#### Exercise prompt:
Check each line of the listing below for the string "title", and give only how many lines hold it.

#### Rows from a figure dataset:
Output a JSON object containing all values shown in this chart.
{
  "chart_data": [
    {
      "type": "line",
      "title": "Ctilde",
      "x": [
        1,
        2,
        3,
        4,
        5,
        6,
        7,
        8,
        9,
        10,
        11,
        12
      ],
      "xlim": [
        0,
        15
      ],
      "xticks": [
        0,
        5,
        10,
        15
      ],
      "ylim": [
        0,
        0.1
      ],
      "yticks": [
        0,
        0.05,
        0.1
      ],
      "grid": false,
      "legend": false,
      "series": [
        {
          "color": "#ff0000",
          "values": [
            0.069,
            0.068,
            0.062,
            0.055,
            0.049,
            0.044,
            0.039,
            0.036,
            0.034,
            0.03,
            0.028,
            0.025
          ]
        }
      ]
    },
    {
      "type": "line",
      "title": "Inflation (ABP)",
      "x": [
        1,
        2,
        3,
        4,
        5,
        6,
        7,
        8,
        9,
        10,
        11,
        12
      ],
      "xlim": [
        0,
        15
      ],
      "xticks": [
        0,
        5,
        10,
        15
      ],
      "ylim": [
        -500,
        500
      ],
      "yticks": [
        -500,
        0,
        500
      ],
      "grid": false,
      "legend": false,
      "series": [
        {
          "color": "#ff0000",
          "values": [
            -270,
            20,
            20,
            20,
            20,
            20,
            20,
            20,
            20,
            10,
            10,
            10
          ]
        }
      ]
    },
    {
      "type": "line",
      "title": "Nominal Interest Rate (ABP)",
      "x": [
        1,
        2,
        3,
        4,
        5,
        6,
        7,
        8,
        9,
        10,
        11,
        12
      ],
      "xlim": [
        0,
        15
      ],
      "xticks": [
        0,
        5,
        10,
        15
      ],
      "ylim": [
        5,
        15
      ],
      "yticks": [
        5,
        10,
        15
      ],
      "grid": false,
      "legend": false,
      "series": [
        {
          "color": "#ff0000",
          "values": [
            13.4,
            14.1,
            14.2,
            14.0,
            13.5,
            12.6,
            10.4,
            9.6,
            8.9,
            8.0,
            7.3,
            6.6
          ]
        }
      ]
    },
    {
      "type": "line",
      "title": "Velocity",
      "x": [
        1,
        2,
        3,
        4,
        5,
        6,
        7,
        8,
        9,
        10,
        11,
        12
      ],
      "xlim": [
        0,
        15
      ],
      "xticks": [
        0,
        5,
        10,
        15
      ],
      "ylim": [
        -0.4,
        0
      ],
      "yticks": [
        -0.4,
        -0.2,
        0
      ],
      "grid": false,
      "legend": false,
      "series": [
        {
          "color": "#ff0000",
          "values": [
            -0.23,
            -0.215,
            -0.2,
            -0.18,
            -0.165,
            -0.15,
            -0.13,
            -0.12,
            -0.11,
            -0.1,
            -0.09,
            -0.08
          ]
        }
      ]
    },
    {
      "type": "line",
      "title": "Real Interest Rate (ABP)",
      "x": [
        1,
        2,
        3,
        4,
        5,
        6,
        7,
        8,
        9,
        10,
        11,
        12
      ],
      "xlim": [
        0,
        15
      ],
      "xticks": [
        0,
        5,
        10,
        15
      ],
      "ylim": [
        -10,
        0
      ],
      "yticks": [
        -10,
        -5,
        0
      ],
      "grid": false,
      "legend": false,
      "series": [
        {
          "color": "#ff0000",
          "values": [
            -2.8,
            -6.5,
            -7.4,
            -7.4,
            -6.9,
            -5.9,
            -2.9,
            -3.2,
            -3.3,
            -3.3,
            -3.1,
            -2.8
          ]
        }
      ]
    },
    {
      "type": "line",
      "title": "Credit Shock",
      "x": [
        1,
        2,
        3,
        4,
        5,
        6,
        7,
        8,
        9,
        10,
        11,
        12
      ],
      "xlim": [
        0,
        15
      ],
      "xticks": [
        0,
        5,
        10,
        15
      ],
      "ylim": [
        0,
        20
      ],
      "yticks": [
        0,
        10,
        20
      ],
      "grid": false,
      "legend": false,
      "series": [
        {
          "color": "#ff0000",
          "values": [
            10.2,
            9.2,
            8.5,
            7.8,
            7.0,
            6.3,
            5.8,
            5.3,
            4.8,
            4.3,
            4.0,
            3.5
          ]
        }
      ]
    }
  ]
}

#### Task output:
6